--- MATERIAL FOR THIS EXERCISE ---
=-=-=

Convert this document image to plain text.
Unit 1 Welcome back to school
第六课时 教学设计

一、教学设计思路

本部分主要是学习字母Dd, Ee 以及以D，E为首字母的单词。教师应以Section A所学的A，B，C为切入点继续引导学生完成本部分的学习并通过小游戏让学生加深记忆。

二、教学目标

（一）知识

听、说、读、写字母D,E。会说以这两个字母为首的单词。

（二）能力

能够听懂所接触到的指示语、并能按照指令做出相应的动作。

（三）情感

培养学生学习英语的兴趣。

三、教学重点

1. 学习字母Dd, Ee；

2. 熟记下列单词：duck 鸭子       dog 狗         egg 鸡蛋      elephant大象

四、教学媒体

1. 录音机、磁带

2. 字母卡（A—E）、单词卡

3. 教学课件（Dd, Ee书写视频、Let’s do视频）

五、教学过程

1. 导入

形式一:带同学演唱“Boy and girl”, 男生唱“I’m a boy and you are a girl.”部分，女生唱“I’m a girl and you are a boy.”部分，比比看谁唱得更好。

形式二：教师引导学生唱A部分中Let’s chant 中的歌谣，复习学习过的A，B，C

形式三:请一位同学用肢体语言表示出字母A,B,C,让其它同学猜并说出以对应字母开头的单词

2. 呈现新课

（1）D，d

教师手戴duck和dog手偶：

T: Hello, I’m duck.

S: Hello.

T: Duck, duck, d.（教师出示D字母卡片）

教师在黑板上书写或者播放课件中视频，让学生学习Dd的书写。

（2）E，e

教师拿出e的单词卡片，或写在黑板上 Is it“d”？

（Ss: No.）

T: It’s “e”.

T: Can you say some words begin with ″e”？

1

=-=-=

Retype the entries exactly, including every line.

Convert this document image to plain text.
Unit 1 Welcome back to school
第六课时 教学设计

一、教学设计思路

本部分主要是学习字母Dd, Ee 以及以D，E为首字母的单词。教师应以Section A所学的A，B，C为切入点继续引导学生完成本部分的学习并通过小游戏让学生加深记忆。

二、教学目标

（一）知识

听、说、读、写字母D,E。会说以这两个字母为首的单词。

（二）能力

能够听懂所接触到的指示语、并能按照指令做出相应的动作。

（三）情感

培养学生学习英语的兴趣。

三、教学重点

1. 学习字母Dd, Ee；

2. 熟记下列单词：duck 鸭子       dog 狗         egg 鸡蛋      elephant大象

四、教学媒体

1. 录音机、磁带

2. 字母卡（A—E）、单词卡

3. 教学课件（Dd, Ee书写视频、Let’s do视频）

五、教学过程

1. 导入

形式一:带同学演唱“Boy and girl”, 男生唱“I’m a boy and you are a girl.”部分，女生唱“I’m a girl and you are a boy.”部分，比比看谁唱得更好。

形式二：教师引导学生唱A部分中Let’s chant 中的歌谣，复习学习过的A，B，C

形式三:请一位同学用肢体语言表示出字母A,B,C,让其它同学猜并说出以对应字母开头的单词

2. 呈现新课

（1）D，d

教师手戴duck和dog手偶：

T: Hello, I’m duck.

S: Hello.

T: Duck, duck, d.（教师出示D字母卡片）

教师在黑板上书写或者播放课件中视频，让学生学习Dd的书写。

（2）E，e

教师拿出e的单词卡片，或写在黑板上 Is it“d”？

（Ss: No.）

T: It’s “e”.

T: Can you say some words begin with ″e”？

1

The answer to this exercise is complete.